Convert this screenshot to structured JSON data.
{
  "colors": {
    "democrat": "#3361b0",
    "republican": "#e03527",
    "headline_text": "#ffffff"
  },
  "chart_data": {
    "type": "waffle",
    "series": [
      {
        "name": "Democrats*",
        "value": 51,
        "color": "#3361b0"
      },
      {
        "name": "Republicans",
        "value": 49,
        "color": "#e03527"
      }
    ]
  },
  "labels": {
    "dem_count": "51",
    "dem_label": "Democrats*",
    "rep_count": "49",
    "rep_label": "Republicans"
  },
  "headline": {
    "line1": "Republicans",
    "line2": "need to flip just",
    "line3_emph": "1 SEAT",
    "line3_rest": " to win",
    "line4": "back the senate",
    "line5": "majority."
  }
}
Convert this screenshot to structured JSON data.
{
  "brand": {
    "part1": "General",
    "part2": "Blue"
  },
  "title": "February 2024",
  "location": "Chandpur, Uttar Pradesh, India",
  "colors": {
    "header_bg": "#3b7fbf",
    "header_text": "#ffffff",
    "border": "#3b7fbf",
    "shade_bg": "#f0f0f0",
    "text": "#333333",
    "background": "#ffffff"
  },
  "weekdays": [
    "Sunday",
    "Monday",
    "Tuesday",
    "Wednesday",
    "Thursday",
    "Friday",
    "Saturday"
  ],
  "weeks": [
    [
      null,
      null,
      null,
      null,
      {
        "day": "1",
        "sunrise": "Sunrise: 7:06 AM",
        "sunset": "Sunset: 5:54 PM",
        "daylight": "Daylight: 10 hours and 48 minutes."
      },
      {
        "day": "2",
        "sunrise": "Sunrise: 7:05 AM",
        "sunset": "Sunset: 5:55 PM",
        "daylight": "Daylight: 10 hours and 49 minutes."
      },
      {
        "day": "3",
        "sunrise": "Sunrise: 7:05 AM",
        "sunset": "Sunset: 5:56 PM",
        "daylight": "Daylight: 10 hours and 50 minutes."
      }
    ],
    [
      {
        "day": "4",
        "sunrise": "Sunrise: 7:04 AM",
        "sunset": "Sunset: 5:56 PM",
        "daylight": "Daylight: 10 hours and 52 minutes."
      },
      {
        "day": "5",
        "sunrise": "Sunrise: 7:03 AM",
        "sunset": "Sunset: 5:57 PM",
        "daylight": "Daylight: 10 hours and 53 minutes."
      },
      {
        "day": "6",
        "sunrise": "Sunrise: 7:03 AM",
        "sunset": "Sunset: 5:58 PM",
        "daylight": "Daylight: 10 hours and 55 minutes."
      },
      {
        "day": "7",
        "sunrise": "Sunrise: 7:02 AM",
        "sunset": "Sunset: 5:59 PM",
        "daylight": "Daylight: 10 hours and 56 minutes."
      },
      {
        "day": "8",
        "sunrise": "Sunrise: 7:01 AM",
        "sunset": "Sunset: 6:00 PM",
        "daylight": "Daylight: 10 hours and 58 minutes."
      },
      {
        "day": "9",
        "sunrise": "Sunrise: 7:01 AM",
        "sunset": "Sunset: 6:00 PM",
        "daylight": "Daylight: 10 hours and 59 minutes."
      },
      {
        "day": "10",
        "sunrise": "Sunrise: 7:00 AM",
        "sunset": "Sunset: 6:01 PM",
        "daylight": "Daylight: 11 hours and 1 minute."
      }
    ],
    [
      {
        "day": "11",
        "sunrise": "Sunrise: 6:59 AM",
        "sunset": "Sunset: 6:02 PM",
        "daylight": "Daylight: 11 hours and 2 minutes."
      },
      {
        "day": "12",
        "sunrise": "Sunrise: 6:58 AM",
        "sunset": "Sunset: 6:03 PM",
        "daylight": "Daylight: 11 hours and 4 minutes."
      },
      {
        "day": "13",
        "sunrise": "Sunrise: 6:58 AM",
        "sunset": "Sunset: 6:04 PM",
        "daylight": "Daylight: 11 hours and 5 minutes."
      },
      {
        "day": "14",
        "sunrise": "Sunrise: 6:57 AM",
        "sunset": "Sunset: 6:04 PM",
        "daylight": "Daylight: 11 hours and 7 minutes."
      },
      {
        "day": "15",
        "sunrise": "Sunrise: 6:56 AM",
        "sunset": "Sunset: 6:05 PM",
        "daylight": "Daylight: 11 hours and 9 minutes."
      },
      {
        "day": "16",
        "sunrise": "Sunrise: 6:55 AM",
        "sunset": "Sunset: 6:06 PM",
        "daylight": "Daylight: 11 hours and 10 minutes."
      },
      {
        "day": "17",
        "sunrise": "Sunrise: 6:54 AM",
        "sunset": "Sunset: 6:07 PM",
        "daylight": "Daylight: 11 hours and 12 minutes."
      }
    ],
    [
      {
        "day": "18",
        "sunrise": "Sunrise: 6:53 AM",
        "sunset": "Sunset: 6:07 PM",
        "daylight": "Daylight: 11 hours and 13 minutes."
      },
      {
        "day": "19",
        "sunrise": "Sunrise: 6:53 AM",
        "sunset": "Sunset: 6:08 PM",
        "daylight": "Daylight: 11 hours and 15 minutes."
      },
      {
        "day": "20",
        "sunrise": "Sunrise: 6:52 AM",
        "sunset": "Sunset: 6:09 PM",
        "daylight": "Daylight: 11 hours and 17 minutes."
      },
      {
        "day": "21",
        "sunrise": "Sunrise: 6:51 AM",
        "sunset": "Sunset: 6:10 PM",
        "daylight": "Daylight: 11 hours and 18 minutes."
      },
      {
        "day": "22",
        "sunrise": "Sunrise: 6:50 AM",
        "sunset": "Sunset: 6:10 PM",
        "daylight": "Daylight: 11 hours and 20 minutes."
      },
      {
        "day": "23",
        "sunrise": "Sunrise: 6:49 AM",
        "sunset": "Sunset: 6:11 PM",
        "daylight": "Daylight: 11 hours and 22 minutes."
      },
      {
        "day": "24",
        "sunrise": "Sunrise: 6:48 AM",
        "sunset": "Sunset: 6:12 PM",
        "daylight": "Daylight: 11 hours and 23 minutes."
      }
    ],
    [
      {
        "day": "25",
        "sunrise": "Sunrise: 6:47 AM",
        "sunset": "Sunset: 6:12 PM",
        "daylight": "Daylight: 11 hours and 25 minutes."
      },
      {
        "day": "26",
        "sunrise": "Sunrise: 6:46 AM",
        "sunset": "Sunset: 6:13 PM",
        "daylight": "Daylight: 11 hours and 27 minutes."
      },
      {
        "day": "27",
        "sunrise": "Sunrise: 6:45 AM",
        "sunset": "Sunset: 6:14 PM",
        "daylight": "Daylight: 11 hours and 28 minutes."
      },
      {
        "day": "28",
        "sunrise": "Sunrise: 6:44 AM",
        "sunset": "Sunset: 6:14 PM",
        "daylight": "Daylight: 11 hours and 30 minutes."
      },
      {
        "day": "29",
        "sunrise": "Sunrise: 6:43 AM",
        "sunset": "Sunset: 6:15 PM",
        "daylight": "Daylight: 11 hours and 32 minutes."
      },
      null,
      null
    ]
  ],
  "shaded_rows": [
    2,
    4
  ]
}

Exercise »
Copy out each record exactly as given, omitting none.

Written solution »
Convert this screenshot to structured JSON data.
{
  "colors": {
    "democrat": "#3361b0",
    "republican": "#e03527",
    "headline_text": "#ffffff"
  },
  "chart_data": {
    "type": "waffle",
    "series": [
      {
        "name": "Democrats*",
        "value": 51,
        "color": "#3361b0"
      },
      {
        "name": "Republicans",
        "value": 49,
        "color": "#e03527"
      }
    ]
  },
  "labels": {
    "dem_count": "51",
    "dem_label": "Democrats*",
    "rep_count": "49",
    "rep_label": "Republicans"
  },
  "headline": {
    "line1": "Republicans",
    "line2": "need to flip just",
    "line3_emph": "1 SEAT",
    "line3_rest": " to win",
    "line4": "back the senate",
    "line5": "majority."
  }
}
Convert this screenshot to structured JSON data.
{
  "brand": {
    "part1": "General",
    "part2": "Blue"
  },
  "title": "February 2024",
  "location": "Chandpur, Uttar Pradesh, India",
  "colors": {
    "header_bg": "#3b7fbf",
    "header_text": "#ffffff",
    "border": "#3b7fbf",
    "shade_bg": "#f0f0f0",
    "text": "#333333",
    "background": "#ffffff"
  },
  "weekdays": [
    "Sunday",
    "Monday",
    "Tuesday",
    "Wednesday",
    "Thursday",
    "Friday",
    "Saturday"
  ],
  "weeks": [
    [
      null,
      null,
      null,
      null,
      {
        "day": "1",
        "sunrise": "Sunrise: 7:06 AM",
        "sunset": "Sunset: 5:54 PM",
        "daylight": "Daylight: 10 hours and 48 minutes."
      },
      {
        "day": "2",
        "sunrise": "Sunrise: 7:05 AM",
        "sunset": "Sunset: 5:55 PM",
        "daylight": "Daylight: 10 hours and 49 minutes."
      },
      {
        "day": "3",
        "sunrise": "Sunrise: 7:05 AM",
        "sunset": "Sunset: 5:56 PM",
        "daylight": "Daylight: 10 hours and 50 minutes."
      }
    ],
    [
      {
        "day": "4",
        "sunrise": "Sunrise: 7:04 AM",
        "sunset": "Sunset: 5:56 PM",
        "daylight": "Daylight: 10 hours and 52 minutes."
      },
      {
        "day": "5",
        "sunrise": "Sunrise: 7:03 AM",
        "sunset": "Sunset: 5:57 PM",
        "daylight": "Daylight: 10 hours and 53 minutes."
      },
      {
        "day": "6",
        "sunrise": "Sunrise: 7:03 AM",
        "sunset": "Sunset: 5:58 PM",
        "daylight": "Daylight: 10 hours and 55 minutes."
      },
      {
        "day": "7",
        "sunrise": "Sunrise: 7:02 AM",
        "sunset": "Sunset: 5:59 PM",
        "daylight": "Daylight: 10 hours and 56 minutes."
      },
      {
        "day": "8",
        "sunrise": "Sunrise: 7:01 AM",
        "sunset": "Sunset: 6:00 PM",
        "daylight": "Daylight: 10 hours and 58 minutes."
      },
      {
        "day": "9",
        "sunrise": "Sunrise: 7:01 AM",
        "sunset": "Sunset: 6:00 PM",
        "daylight": "Daylight: 10 hours and 59 minutes."
      },
      {
        "day": "10",
        "sunrise": "Sunrise: 7:00 AM",
        "sunset": "Sunset: 6:01 PM",
        "daylight": "Daylight: 11 hours and 1 minute."
      }
    ],
    [
      {
        "day": "11",
        "sunrise": "Sunrise: 6:59 AM",
        "sunset": "Sunset: 6:02 PM",
        "daylight": "Daylight: 11 hours and 2 minutes."
      },
      {
        "day": "12",
        "sunrise": "Sunrise: 6:58 AM",
        "sunset": "Sunset: 6:03 PM",
        "daylight": "Daylight: 11 hours and 4 minutes."
      },
      {
        "day": "13",
        "sunrise": "Sunrise: 6:58 AM",
        "sunset": "Sunset: 6:04 PM",
        "daylight": "Daylight: 11 hours and 5 minutes."
      },
      {
        "day": "14",
        "sunrise": "Sunrise: 6:57 AM",
        "sunset": "Sunset: 6:04 PM",
        "daylight": "Daylight: 11 hours and 7 minutes."
      },
      {
        "day": "15",
        "sunrise": "Sunrise: 6:56 AM",
        "sunset": "Sunset: 6:05 PM",
        "daylight": "Daylight: 11 hours and 9 minutes."
      },
      {
        "day": "16",
        "sunrise": "Sunrise: 6:55 AM",
        "sunset": "Sunset: 6:06 PM",
        "daylight": "Daylight: 11 hours and 10 minutes."
      },
      {
        "day": "17",
        "sunrise": "Sunrise: 6:54 AM",
        "sunset": "Sunset: 6:07 PM",
        "daylight": "Daylight: 11 hours and 12 minutes."
      }
    ],
    [
      {
        "day": "18",
        "sunrise": "Sunrise: 6:53 AM",
        "sunset": "Sunset: 6:07 PM",
        "daylight": "Daylight: 11 hours and 13 minutes."
      },
      {
        "day": "19",
        "sunrise": "Sunrise: 6:53 AM",
        "sunset": "Sunset: 6:08 PM",
        "daylight": "Daylight: 11 hours and 15 minutes."
      },
      {
        "day": "20",
        "sunrise": "Sunrise: 6:52 AM",
        "sunset": "Sunset: 6:09 PM",
        "daylight": "Daylight: 11 hours and 17 minutes."
      },
      {
        "day": "21",
        "sunrise": "Sunrise: 6:51 AM",
        "sunset": "Sunset: 6:10 PM",
        "daylight": "Daylight: 11 hours and 18 minutes."
      },
      {
        "day": "22",
        "sunrise": "Sunrise: 6:50 AM",
        "sunset": "Sunset: 6:10 PM",
        "daylight": "Daylight: 11 hours and 20 minutes."
      },
      {
        "day": "23",
        "sunrise": "Sunrise: 6:49 AM",
        "sunset": "Sunset: 6:11 PM",
        "daylight": "Daylight: 11 hours and 22 minutes."
      },
      {
        "day": "24",
        "sunrise": "Sunrise: 6:48 AM",
        "sunset": "Sunset: 6:12 PM",
        "daylight": "Daylight: 11 hours and 23 minutes."
      }
    ],
    [
      {
        "day": "25",
        "sunrise": "Sunrise: 6:47 AM",
        "sunset": "Sunset: 6:12 PM",
        "daylight": "Daylight: 11 hours and 25 minutes."
      },
      {
        "day": "26",
        "sunrise": "Sunrise: 6:46 AM",
        "sunset": "Sunset: 6:13 PM",
        "daylight": "Daylight: 11 hours and 27 minutes."
      },
      {
        "day": "27",
        "sunrise": "Sunrise: 6:45 AM",
        "sunset": "Sunset: 6:14 PM",
        "daylight": "Daylight: 11 hours and 28 minutes."
      },
      {
        "day": "28",
        "sunrise": "Sunrise: 6:44 AM",
        "sunset": "Sunset: 6:14 PM",
        "daylight": "Daylight: 11 hours and 30 minutes."
      },
      {
        "day": "29",
        "sunrise": "Sunrise: 6:43 AM",
        "sunset": "Sunset: 6:15 PM",
        "daylight": "Daylight: 11 hours and 32 minutes."
      },
      null,
      null
    ]
  ],
  "shaded_rows": [
    2,
    4
  ]
}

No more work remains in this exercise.